EXERCISE AIM: Set down every entry again word for word, please, but skip the pictures.

PROVIDED ENTRIES:
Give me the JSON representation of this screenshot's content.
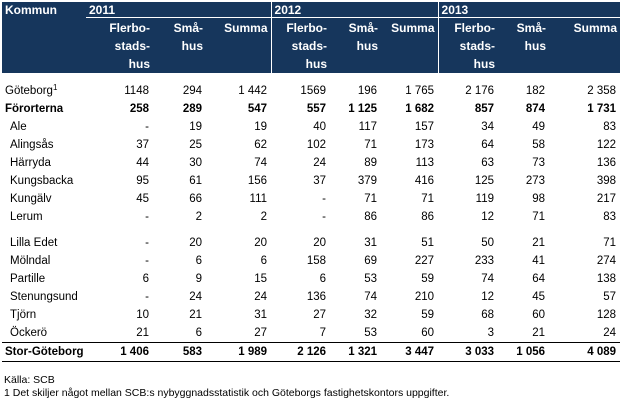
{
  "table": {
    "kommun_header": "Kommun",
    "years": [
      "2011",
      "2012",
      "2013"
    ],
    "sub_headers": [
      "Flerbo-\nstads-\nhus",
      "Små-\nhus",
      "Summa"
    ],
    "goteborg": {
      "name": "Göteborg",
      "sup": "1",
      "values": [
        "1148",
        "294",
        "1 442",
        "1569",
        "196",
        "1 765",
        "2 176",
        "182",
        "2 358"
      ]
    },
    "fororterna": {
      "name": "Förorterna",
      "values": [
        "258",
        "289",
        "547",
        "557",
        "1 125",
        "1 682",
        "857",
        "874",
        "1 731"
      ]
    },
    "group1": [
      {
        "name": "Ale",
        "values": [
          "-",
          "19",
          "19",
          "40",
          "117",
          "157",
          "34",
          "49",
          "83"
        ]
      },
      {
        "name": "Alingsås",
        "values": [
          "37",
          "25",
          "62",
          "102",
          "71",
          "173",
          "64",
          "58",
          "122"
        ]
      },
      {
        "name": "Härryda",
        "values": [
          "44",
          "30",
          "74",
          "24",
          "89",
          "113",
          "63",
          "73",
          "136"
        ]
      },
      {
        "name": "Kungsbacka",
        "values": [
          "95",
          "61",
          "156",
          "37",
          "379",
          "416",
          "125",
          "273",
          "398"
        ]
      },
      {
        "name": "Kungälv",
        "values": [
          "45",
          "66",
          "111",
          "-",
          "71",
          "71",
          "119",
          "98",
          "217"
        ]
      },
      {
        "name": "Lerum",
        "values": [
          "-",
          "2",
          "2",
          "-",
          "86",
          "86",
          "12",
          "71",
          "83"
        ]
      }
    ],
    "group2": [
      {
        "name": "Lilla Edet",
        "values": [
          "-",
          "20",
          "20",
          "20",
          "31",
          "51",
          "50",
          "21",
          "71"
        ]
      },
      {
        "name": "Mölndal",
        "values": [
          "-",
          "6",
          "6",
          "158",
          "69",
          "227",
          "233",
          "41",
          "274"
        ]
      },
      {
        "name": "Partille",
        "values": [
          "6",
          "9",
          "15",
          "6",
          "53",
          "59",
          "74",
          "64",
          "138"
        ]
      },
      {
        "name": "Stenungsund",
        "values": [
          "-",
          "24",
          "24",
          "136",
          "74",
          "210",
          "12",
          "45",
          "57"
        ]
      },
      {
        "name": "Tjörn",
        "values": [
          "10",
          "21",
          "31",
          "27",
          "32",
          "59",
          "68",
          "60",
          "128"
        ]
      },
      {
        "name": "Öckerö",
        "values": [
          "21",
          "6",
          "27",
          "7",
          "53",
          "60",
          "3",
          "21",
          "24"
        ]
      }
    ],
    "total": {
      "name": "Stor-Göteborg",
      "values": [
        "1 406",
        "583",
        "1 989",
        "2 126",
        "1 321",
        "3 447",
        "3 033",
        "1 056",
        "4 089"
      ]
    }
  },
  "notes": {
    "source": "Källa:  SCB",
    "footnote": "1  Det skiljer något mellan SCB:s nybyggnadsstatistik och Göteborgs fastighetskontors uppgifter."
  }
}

SOLUTION TO THE PROBLEM:
Give me the JSON representation of this screenshot's content.
{
  "table": {
    "kommun_header": "Kommun",
    "years": [
      "2011",
      "2012",
      "2013"
    ],
    "sub_headers": [
      "Flerbo-\nstads-\nhus",
      "Små-\nhus",
      "Summa"
    ],
    "goteborg": {
      "name": "Göteborg",
      "sup": "1",
      "values": [
        "1148",
        "294",
        "1 442",
        "1569",
        "196",
        "1 765",
        "2 176",
        "182",
        "2 358"
      ]
    },
    "fororterna": {
      "name": "Förorterna",
      "values": [
        "258",
        "289",
        "547",
        "557",
        "1 125",
        "1 682",
        "857",
        "874",
        "1 731"
      ]
    },
    "group1": [
      {
        "name": "Ale",
        "values": [
          "-",
          "19",
          "19",
          "40",
          "117",
          "157",
          "34",
          "49",
          "83"
        ]
      },
      {
        "name": "Alingsås",
        "values": [
          "37",
          "25",
          "62",
          "102",
          "71",
          "173",
          "64",
          "58",
          "122"
        ]
      },
      {
        "name": "Härryda",
        "values": [
          "44",
          "30",
          "74",
          "24",
          "89",
          "113",
          "63",
          "73",
          "136"
        ]
      },
      {
        "name": "Kungsbacka",
        "values": [
          "95",
          "61",
          "156",
          "37",
          "379",
          "416",
          "125",
          "273",
          "398"
        ]
      },
      {
        "name": "Kungälv",
        "values": [
          "45",
          "66",
          "111",
          "-",
          "71",
          "71",
          "119",
          "98",
          "217"
        ]
      },
      {
        "name": "Lerum",
        "values": [
          "-",
          "2",
          "2",
          "-",
          "86",
          "86",
          "12",
          "71",
          "83"
        ]
      }
    ],
    "group2": [
      {
        "name": "Lilla Edet",
        "values": [
          "-",
          "20",
          "20",
          "20",
          "31",
          "51",
          "50",
          "21",
          "71"
        ]
      },
      {
        "name": "Mölndal",
        "values": [
          "-",
          "6",
          "6",
          "158",
          "69",
          "227",
          "233",
          "41",
          "274"
        ]
      },
      {
        "name": "Partille",
        "values": [
          "6",
          "9",
          "15",
          "6",
          "53",
          "59",
          "74",
          "64",
          "138"
        ]
      },
      {
        "name": "Stenungsund",
        "values": [
          "-",
          "24",
          "24",
          "136",
          "74",
          "210",
          "12",
          "45",
          "57"
        ]
      },
      {
        "name": "Tjörn",
        "values": [
          "10",
          "21",
          "31",
          "27",
          "32",
          "59",
          "68",
          "60",
          "128"
        ]
      },
      {
        "name": "Öckerö",
        "values": [
          "21",
          "6",
          "27",
          "7",
          "53",
          "60",
          "3",
          "21",
          "24"
        ]
      }
    ],
    "total": {
      "name": "Stor-Göteborg",
      "values": [
        "1 406",
        "583",
        "1 989",
        "2 126",
        "1 321",
        "3 447",
        "3 033",
        "1 056",
        "4 089"
      ]
    }
  },
  "notes": {
    "source": "Källa:  SCB",
    "footnote": "1  Det skiljer något mellan SCB:s nybyggnadsstatistik och Göteborgs fastighetskontors uppgifter."
  }
}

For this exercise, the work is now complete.